■ Extracted data entries
****
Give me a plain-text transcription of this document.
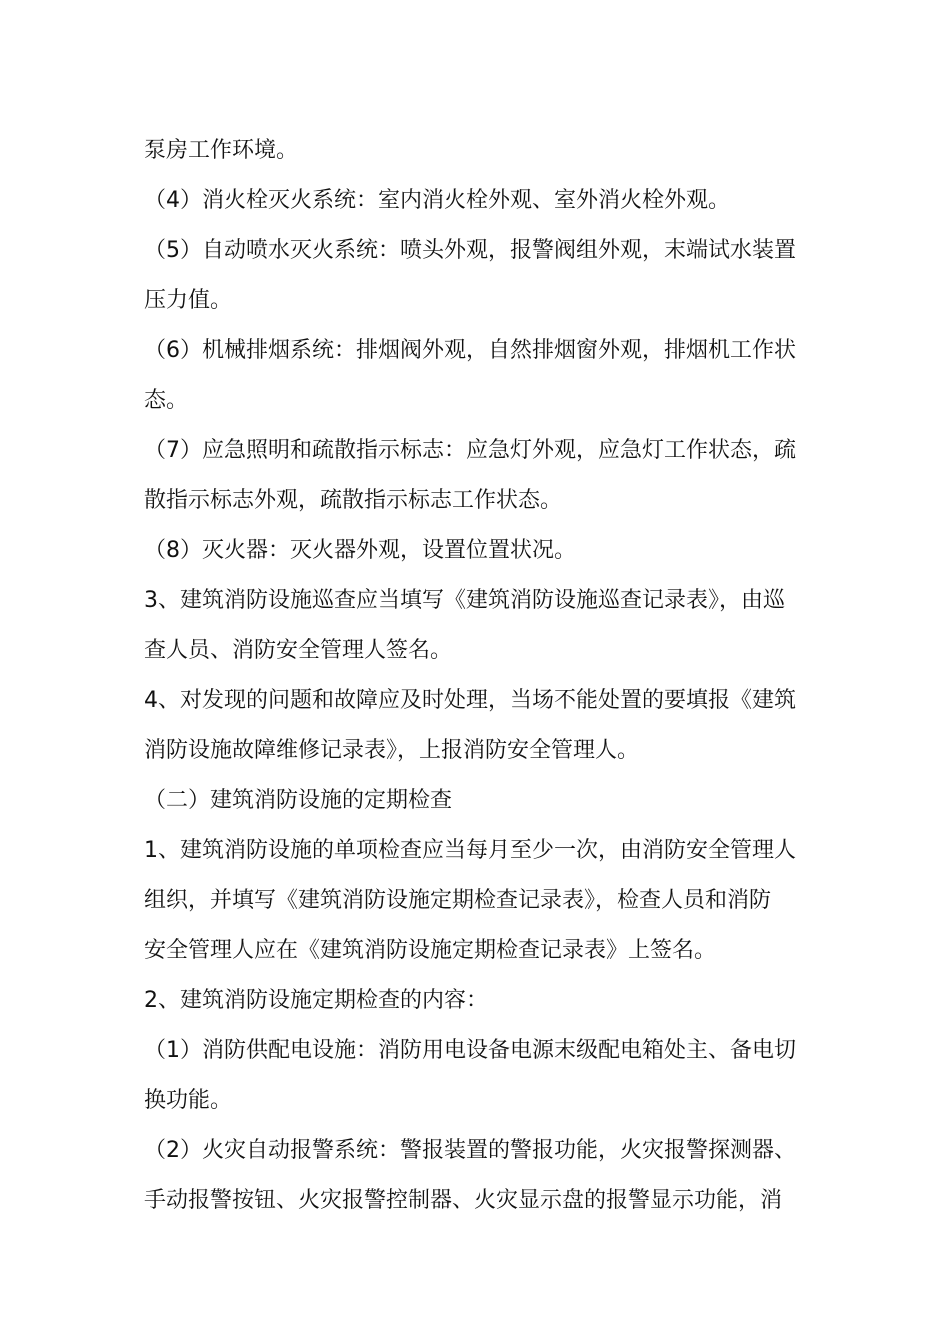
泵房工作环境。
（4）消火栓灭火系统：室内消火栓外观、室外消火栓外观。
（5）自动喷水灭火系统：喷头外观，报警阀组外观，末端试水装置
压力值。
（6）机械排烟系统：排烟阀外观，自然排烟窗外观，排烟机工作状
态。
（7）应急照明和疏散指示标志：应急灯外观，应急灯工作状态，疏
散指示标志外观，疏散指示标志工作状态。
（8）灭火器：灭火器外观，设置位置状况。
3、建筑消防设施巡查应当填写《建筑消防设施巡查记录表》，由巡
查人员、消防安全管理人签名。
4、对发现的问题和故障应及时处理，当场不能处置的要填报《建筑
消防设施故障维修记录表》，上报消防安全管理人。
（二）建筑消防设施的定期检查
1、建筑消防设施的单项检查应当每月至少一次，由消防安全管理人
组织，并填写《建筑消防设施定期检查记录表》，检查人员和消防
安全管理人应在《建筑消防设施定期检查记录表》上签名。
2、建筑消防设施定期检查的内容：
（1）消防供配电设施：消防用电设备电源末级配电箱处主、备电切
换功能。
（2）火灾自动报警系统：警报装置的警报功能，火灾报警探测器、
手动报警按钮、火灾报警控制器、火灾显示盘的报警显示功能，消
****
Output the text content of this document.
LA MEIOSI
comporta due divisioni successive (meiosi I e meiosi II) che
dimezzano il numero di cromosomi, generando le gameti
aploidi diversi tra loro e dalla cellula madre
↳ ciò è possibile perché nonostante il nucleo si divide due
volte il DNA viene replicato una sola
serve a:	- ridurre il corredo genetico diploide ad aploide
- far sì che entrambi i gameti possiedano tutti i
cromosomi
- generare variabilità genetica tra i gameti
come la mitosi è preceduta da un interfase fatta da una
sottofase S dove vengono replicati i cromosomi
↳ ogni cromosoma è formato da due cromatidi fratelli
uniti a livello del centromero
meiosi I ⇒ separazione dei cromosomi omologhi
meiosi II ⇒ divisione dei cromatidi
****
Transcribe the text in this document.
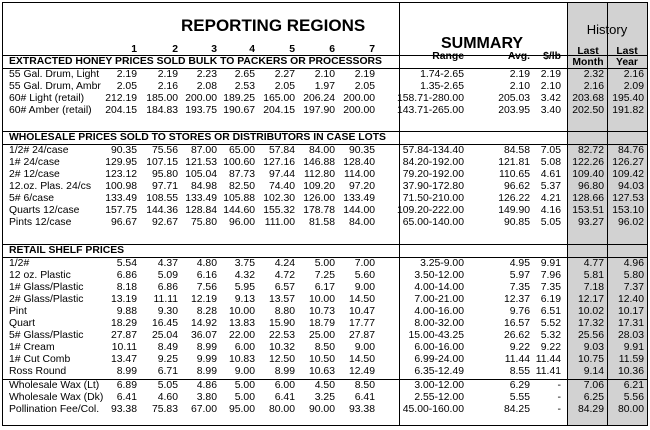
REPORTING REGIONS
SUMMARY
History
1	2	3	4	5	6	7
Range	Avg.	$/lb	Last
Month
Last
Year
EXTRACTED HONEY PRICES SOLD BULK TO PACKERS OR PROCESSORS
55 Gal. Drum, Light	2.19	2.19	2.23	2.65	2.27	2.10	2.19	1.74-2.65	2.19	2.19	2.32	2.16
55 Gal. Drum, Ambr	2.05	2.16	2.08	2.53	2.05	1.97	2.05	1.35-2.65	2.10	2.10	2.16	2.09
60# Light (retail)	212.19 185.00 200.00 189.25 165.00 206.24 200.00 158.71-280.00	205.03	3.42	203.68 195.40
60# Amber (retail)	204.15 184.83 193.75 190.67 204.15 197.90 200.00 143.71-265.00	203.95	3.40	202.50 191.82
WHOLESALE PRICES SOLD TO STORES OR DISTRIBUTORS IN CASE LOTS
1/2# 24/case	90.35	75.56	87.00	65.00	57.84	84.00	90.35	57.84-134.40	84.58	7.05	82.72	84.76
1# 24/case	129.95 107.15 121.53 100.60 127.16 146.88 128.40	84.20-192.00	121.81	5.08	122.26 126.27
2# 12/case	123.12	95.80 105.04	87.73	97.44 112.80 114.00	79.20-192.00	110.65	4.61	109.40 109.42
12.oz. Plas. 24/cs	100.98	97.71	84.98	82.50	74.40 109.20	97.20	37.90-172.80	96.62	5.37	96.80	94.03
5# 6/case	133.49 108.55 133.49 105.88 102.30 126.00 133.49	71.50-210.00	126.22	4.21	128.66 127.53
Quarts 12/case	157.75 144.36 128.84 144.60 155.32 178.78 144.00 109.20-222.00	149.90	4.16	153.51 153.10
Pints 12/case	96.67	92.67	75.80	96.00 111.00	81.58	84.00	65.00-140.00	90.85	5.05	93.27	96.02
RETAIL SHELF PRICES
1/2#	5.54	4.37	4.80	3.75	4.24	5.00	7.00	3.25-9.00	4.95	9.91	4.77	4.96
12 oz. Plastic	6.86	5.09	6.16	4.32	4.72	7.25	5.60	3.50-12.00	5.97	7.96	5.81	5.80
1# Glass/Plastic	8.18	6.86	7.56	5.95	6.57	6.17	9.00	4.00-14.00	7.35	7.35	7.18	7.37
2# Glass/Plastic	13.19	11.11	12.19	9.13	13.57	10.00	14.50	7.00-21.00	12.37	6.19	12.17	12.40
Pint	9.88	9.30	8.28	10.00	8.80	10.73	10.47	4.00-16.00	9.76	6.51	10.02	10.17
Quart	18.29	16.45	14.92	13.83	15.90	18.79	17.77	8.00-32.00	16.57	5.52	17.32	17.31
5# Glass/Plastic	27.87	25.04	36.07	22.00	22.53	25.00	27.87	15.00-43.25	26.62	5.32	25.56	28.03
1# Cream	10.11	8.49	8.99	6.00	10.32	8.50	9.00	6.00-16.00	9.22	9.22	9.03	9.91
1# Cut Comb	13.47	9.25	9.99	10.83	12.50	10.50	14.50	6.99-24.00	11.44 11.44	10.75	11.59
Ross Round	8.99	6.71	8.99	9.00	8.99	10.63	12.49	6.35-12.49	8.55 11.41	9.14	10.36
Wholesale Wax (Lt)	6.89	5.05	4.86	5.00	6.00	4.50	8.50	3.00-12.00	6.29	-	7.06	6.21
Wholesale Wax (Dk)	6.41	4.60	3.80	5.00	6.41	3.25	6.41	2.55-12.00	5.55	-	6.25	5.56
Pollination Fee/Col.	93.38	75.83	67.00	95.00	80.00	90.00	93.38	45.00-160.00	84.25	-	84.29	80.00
****
Select and copy every line from the records that includes the word "SOLD".

EXTRACTED HONEY PRICES SOLD BULK TO PACKERS OR PROCESSORS
WHOLESALE PRICES SOLD TO STORES OR DISTRIBUTORS IN CASE LOTS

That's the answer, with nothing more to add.